• [TASK MATERIAL]:
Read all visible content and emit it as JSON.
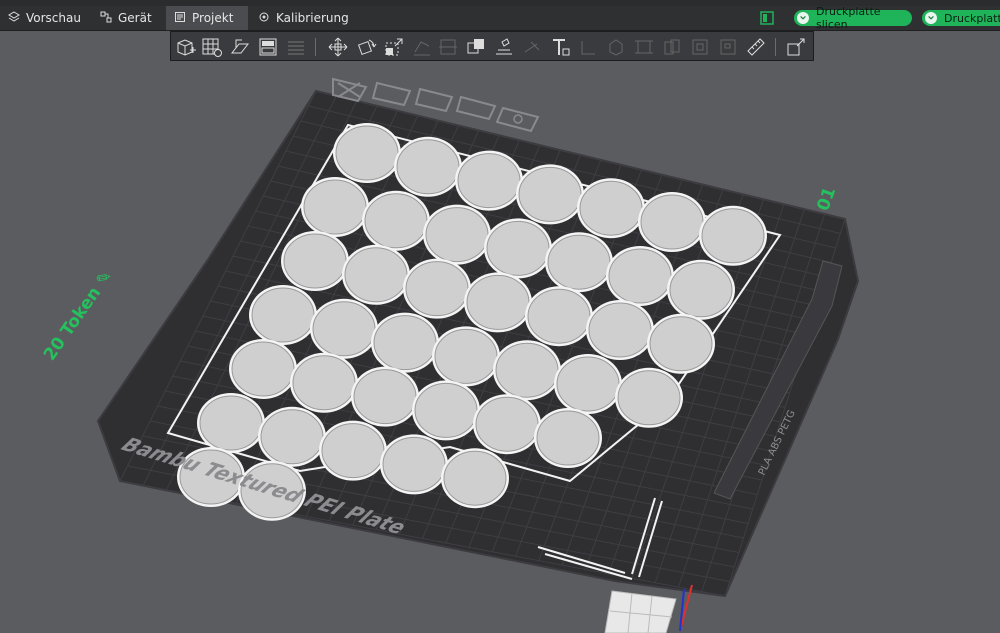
{
  "tabs": [
    {
      "label": "Vorschau",
      "icon": "layers-icon",
      "active": false
    },
    {
      "label": "Gerät",
      "icon": "device-icon",
      "active": false
    },
    {
      "label": "Projekt",
      "icon": "project-icon",
      "active": true
    },
    {
      "label": "Kalibrierung",
      "icon": "calibration-icon",
      "active": false
    }
  ],
  "actions": {
    "slice_plate": "Druckplatte slicen",
    "print_plate": "Druckplatte"
  },
  "scene": {
    "plate_name": "Bambu Textured PEI Plate",
    "object_name": "20 Token",
    "plate_number": "01",
    "plate_material_text": "PLA ABS PETG",
    "token_count": 41
  },
  "colors": {
    "accent": "#1fb35a",
    "label_green": "#24c15e",
    "background": "#5b5c5f",
    "plate": "#2e2e31",
    "token": "#cfcfcf"
  }
}
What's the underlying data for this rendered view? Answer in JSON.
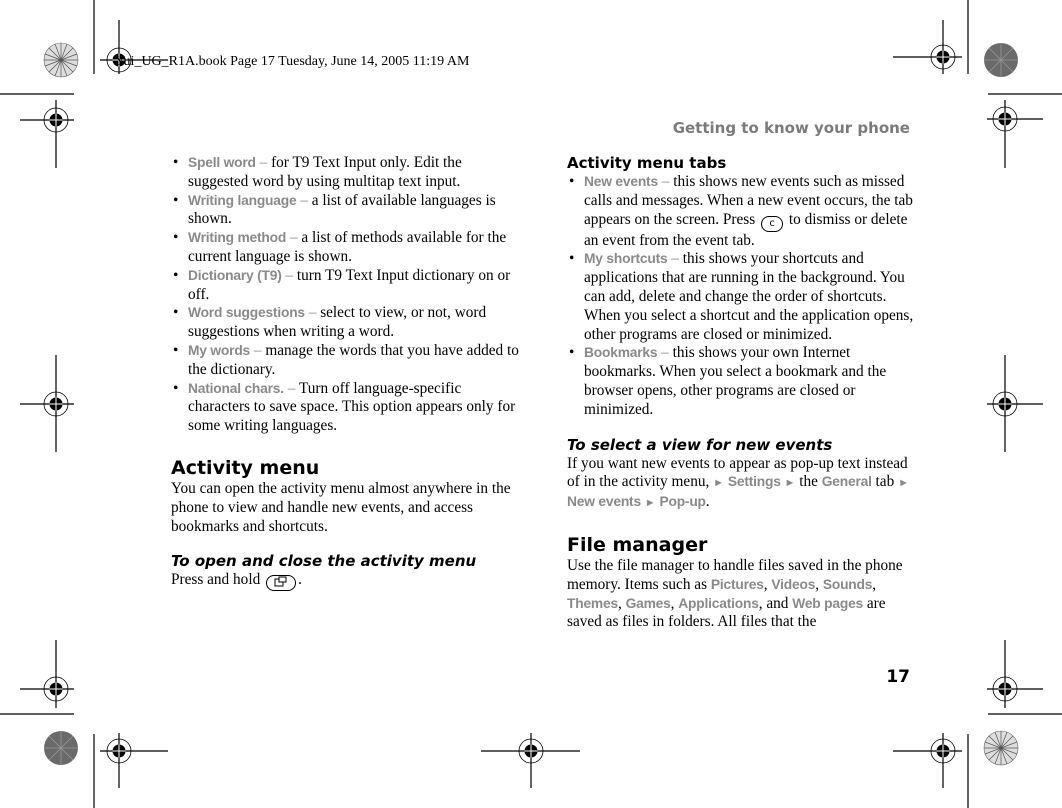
{
  "book_line": "Yui_UG_R1A.book  Page 17  Tuesday, June 14, 2005  11:19 AM",
  "running_head": "Getting to know your phone",
  "page_number": "17",
  "left_column": {
    "bullets": [
      {
        "term": "Spell word",
        "sep": " – ",
        "text": "for T9 Text Input only. Edit the suggested word by using multitap text input."
      },
      {
        "term": "Writing language",
        "sep": " – ",
        "text": "a list of available languages is shown."
      },
      {
        "term": "Writing method",
        "sep": " – ",
        "text": "a list of methods available for the current language is shown."
      },
      {
        "term": "Dictionary (T9)",
        "sep": " – ",
        "text": "turn T9 Text Input dictionary on or off."
      },
      {
        "term": "Word suggestions",
        "sep": " – ",
        "text": "select to view, or not, word suggestions when writing a word."
      },
      {
        "term": "My words",
        "sep": " – ",
        "text": "manage the words that you have added to the dictionary."
      },
      {
        "term": "National chars.",
        "sep": " – ",
        "text": "Turn off language-specific characters to save space. This option appears only for some writing languages."
      }
    ],
    "activity_menu": {
      "heading": "Activity menu",
      "body": "You can open the activity menu almost anywhere in the phone to view and handle new events, and access bookmarks and shortcuts."
    },
    "open_close": {
      "heading": "To open and close the activity menu",
      "text_before": "Press and hold ",
      "key_icon": "activity-menu-key-icon",
      "text_after": "."
    }
  },
  "right_column": {
    "tabs_heading": "Activity menu tabs",
    "tabs": [
      {
        "term": "New events",
        "sep": " – ",
        "text_before_key": "this shows new events such as missed calls and messages. When a new event occurs, the tab appears on the screen. Press ",
        "key": "c",
        "text_after_key": " to dismiss or delete an event from the event tab."
      },
      {
        "term": "My shortcuts",
        "sep": " – ",
        "text": "this shows your shortcuts and applications that are running in the background. You can add, delete and change the order of shortcuts. When you select a shortcut and the application opens, other programs are closed or minimized."
      },
      {
        "term": "Bookmarks",
        "sep": " – ",
        "text": "this shows your own Internet bookmarks. When you select a bookmark and the browser opens, other programs are closed or minimized."
      }
    ],
    "select_view": {
      "heading": "To select a view for new events",
      "text1": "If you want new events to appear as pop-up text instead of in the activity menu, ",
      "arrow": "►",
      "settings": "Settings",
      "text2": " the ",
      "general": "General",
      "text3": " tab ",
      "new_events": "New events",
      "popup": "Pop-up",
      "end": "."
    },
    "file_manager": {
      "heading": "File manager",
      "t1": "Use the file manager to handle files saved in the phone memory. Items such as ",
      "pictures": "Pictures",
      "c1": ", ",
      "videos": "Videos",
      "c2": ", ",
      "sounds": "Sounds",
      "c3": ", ",
      "themes": "Themes",
      "c4": ", ",
      "games": "Games",
      "c5": ", ",
      "applications": "Applications",
      "c6": ", and ",
      "web_pages": "Web pages",
      "t2": " are saved as files in folders. All files that the"
    }
  }
}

• [TASK REQUIREMENTS]:
Return all of the entries word for word, but omit the pictures.

• [WRITTEN RESPONSE]:
Read all visible content and emit it as JSON.
{
  "tabs": [
    {
      "label": "Vorschau",
      "icon": "layers-icon",
      "active": false
    },
    {
      "label": "Gerät",
      "icon": "device-icon",
      "active": false
    },
    {
      "label": "Projekt",
      "icon": "project-icon",
      "active": true
    },
    {
      "label": "Kalibrierung",
      "icon": "calibration-icon",
      "active": false
    }
  ],
  "actions": {
    "slice_plate": "Druckplatte slicen",
    "print_plate": "Druckplatte"
  },
  "scene": {
    "plate_name": "Bambu Textured PEI Plate",
    "object_name": "20 Token",
    "plate_number": "01",
    "plate_material_text": "PLA ABS PETG",
    "token_count": 41
  },
  "colors": {
    "accent": "#1fb35a",
    "label_green": "#24c15e",
    "background": "#5b5c5f",
    "plate": "#2e2e31",
    "token": "#cfcfcf"
  }
}
What's the underlying data for this rendered view? Answer in JSON.
{
  "book_line": "Yui_UG_R1A.book  Page 17  Tuesday, June 14, 2005  11:19 AM",
  "running_head": "Getting to know your phone",
  "page_number": "17",
  "left_column": {
    "bullets": [
      {
        "term": "Spell word",
        "sep": " – ",
        "text": "for T9 Text Input only. Edit the suggested word by using multitap text input."
      },
      {
        "term": "Writing language",
        "sep": " – ",
        "text": "a list of available languages is shown."
      },
      {
        "term": "Writing method",
        "sep": " – ",
        "text": "a list of methods available for the current language is shown."
      },
      {
        "term": "Dictionary (T9)",
        "sep": " – ",
        "text": "turn T9 Text Input dictionary on or off."
      },
      {
        "term": "Word suggestions",
        "sep": " – ",
        "text": "select to view, or not, word suggestions when writing a word."
      },
      {
        "term": "My words",
        "sep": " – ",
        "text": "manage the words that you have added to the dictionary."
      },
      {
        "term": "National chars.",
        "sep": " – ",
        "text": "Turn off language-specific characters to save space. This option appears only for some writing languages."
      }
    ],
    "activity_menu": {
      "heading": "Activity menu",
      "body": "You can open the activity menu almost anywhere in the phone to view and handle new events, and access bookmarks and shortcuts."
    },
    "open_close": {
      "heading": "To open and close the activity menu",
      "text_before": "Press and hold ",
      "key_icon": "activity-menu-key-icon",
      "text_after": "."
    }
  },
  "right_column": {
    "tabs_heading": "Activity menu tabs",
    "tabs": [
      {
        "term": "New events",
        "sep": " – ",
        "text_before_key": "this shows new events such as missed calls and messages. When a new event occurs, the tab appears on the screen. Press ",
        "key": "c",
        "text_after_key": " to dismiss or delete an event from the event tab."
      },
      {
        "term": "My shortcuts",
        "sep": " – ",
        "text": "this shows your shortcuts and applications that are running in the background. You can add, delete and change the order of shortcuts. When you select a shortcut and the application opens, other programs are closed or minimized."
      },
      {
        "term": "Bookmarks",
        "sep": " – ",
        "text": "this shows your own Internet bookmarks. When you select a bookmark and the browser opens, other programs are closed or minimized."
      }
    ],
    "select_view": {
      "heading": "To select a view for new events",
      "text1": "If you want new events to appear as pop-up text instead of in the activity menu, ",
      "arrow": "►",
      "settings": "Settings",
      "text2": " the ",
      "general": "General",
      "text3": " tab ",
      "new_events": "New events",
      "popup": "Pop-up",
      "end": "."
    },
    "file_manager": {
      "heading": "File manager",
      "t1": "Use the file manager to handle files saved in the phone memory. Items such as ",
      "pictures": "Pictures",
      "c1": ", ",
      "videos": "Videos",
      "c2": ", ",
      "sounds": "Sounds",
      "c3": ", ",
      "themes": "Themes",
      "c4": ", ",
      "games": "Games",
      "c5": ", ",
      "applications": "Applications",
      "c6": ", and ",
      "web_pages": "Web pages",
      "t2": " are saved as files in folders. All files that the"
    }
  }
}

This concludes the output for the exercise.